What is being asked: Pull every line containing "swatch" from the entries.

Raw records:
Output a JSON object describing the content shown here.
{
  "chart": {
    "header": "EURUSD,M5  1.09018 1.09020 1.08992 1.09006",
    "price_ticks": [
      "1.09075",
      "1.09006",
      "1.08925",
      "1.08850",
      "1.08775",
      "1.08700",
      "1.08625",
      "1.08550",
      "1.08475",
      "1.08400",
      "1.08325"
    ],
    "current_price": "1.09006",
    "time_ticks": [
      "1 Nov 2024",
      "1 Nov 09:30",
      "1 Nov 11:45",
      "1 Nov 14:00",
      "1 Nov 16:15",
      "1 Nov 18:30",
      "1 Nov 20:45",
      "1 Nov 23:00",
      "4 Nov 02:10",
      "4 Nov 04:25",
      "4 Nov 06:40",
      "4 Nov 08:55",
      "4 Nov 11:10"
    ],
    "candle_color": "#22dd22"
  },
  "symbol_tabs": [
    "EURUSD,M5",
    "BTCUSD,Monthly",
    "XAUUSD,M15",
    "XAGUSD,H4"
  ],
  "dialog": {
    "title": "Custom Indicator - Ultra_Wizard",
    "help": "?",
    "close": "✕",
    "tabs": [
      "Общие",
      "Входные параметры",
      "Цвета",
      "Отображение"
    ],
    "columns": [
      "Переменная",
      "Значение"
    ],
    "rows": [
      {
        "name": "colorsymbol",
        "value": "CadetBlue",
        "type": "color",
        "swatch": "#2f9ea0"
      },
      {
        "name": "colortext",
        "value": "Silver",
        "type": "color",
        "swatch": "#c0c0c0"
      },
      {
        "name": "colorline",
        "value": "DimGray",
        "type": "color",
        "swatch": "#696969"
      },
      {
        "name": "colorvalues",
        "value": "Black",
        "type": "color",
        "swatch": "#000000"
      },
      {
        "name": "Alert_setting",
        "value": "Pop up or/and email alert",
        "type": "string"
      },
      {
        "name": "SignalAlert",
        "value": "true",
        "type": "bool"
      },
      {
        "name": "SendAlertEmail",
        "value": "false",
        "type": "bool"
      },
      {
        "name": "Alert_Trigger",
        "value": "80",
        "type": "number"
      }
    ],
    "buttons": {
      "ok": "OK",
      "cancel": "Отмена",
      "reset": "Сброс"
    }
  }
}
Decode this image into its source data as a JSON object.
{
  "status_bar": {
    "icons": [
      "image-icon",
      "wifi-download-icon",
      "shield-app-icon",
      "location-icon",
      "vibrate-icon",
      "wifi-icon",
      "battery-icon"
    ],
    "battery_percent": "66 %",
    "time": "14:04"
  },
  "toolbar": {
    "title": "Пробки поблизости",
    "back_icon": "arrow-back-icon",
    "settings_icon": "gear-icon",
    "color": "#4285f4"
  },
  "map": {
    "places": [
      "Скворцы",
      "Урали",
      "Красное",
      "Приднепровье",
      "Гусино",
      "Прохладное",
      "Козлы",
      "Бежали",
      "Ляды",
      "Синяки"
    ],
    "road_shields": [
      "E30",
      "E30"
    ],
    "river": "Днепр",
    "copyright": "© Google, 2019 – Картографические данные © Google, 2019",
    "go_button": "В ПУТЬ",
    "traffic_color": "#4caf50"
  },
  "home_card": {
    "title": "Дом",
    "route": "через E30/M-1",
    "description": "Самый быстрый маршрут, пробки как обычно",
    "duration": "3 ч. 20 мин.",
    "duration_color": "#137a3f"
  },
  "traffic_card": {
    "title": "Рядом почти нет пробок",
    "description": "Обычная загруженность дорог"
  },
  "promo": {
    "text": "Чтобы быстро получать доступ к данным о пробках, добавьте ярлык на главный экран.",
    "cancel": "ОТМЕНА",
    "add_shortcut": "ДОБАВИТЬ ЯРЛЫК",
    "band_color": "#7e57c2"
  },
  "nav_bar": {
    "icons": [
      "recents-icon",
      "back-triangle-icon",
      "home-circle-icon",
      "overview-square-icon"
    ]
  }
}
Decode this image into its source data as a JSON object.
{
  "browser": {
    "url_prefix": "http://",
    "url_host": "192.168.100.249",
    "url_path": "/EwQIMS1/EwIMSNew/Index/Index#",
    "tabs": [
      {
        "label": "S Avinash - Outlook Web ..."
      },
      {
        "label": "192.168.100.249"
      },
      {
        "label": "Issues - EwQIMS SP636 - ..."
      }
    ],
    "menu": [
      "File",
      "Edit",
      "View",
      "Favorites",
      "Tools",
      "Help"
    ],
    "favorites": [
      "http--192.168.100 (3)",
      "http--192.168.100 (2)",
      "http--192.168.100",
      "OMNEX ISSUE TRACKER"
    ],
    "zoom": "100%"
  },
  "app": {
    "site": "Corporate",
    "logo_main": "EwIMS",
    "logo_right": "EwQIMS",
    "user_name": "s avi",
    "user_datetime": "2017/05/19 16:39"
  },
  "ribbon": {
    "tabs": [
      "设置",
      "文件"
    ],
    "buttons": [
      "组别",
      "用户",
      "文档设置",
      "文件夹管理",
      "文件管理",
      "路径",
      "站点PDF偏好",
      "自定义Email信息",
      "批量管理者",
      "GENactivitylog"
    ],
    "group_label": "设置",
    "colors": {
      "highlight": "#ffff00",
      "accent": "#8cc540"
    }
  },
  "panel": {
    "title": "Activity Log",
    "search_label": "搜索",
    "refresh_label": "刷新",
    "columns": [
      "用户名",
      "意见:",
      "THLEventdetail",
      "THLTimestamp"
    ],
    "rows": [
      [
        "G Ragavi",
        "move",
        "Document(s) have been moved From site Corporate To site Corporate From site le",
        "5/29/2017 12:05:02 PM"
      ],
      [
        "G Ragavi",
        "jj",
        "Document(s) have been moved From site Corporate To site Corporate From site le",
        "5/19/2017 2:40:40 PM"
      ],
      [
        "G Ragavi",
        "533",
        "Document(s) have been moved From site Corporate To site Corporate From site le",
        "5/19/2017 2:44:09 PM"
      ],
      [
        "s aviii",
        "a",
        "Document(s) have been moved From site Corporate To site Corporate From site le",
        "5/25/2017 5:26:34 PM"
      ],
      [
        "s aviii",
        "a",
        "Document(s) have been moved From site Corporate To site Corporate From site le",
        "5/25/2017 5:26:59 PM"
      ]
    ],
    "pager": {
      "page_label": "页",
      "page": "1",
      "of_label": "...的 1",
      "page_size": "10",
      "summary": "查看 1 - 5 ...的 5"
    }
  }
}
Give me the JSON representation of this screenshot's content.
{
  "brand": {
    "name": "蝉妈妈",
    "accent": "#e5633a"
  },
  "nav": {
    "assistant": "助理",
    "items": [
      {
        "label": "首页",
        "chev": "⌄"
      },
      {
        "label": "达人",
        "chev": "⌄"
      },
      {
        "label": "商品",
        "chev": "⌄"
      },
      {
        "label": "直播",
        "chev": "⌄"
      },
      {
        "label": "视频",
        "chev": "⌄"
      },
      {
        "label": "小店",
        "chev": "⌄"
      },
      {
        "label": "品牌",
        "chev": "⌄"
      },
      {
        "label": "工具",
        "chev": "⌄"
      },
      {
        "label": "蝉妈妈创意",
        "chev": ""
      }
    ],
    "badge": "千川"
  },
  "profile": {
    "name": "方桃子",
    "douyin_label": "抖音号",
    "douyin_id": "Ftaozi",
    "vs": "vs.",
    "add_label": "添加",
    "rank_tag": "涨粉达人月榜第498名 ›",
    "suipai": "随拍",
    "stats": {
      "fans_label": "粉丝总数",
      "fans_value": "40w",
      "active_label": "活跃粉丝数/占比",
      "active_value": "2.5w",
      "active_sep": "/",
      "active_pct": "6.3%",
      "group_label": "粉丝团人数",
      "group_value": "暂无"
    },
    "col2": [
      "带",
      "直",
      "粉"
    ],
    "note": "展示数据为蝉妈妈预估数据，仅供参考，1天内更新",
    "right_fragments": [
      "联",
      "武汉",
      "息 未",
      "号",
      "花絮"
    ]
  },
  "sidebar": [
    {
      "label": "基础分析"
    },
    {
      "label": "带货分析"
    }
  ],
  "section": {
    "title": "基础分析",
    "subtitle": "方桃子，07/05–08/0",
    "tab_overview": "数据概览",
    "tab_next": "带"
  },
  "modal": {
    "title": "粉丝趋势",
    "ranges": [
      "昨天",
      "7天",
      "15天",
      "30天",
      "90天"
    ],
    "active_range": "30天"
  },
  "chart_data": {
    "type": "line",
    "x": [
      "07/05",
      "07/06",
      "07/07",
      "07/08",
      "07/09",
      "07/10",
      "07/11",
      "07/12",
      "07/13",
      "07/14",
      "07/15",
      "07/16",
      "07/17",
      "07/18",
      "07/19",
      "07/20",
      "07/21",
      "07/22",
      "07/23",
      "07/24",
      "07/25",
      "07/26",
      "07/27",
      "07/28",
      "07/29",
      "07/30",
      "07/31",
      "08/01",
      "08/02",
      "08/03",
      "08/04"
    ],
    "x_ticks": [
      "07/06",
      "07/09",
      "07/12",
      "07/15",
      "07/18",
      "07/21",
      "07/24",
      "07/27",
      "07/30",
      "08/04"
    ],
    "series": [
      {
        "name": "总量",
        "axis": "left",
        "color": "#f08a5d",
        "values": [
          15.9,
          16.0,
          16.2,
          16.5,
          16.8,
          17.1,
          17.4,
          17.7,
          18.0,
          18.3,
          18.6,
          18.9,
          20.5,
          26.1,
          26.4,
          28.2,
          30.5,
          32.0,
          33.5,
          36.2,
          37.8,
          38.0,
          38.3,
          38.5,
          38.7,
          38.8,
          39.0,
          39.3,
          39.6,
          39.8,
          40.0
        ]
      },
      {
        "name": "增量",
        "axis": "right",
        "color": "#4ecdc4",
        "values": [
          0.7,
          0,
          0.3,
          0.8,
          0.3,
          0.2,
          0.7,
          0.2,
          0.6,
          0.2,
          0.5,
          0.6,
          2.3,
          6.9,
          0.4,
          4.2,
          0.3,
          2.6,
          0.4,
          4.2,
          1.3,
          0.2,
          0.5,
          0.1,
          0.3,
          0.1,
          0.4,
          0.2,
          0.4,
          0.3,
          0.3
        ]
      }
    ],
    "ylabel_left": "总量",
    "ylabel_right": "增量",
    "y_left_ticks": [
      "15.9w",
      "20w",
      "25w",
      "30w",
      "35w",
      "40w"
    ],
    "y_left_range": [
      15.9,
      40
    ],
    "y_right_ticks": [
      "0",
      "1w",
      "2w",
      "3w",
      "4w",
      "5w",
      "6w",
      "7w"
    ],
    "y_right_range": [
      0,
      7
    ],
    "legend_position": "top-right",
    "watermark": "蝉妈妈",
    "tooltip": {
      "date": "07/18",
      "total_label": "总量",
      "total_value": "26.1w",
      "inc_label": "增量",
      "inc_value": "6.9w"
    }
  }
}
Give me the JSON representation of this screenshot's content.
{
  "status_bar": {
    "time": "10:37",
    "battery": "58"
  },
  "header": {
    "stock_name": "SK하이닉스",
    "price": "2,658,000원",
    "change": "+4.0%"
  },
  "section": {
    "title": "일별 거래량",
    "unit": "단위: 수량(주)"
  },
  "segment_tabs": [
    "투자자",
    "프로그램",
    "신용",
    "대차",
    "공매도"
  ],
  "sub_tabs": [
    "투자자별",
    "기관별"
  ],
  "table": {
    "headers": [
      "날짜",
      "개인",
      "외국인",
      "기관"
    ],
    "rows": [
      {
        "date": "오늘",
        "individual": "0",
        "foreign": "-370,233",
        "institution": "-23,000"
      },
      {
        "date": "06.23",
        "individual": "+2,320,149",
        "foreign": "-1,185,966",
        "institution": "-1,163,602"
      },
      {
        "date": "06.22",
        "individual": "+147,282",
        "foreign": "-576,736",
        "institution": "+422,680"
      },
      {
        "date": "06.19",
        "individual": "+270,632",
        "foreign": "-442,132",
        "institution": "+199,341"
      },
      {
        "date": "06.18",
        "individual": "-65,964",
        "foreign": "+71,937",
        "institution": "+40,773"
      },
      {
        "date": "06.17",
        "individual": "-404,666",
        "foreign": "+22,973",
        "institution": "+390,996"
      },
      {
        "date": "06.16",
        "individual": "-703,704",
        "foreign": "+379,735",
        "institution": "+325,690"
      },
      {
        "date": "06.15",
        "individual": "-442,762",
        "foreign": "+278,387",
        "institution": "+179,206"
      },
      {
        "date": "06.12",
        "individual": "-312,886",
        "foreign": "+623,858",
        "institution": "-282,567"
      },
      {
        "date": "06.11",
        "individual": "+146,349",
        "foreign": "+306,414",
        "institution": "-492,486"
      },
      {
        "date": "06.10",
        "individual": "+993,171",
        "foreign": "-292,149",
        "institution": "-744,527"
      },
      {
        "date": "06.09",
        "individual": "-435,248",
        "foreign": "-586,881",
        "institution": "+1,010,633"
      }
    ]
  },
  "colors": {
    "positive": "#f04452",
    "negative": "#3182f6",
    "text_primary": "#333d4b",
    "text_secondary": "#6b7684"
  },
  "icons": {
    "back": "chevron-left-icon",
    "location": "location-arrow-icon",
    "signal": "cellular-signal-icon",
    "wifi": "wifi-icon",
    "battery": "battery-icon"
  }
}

Answer in full:
        "swatch": "#2f9ea0"
        "swatch": "#c0c0c0"
        "swatch": "#696969"
        "swatch": "#000000"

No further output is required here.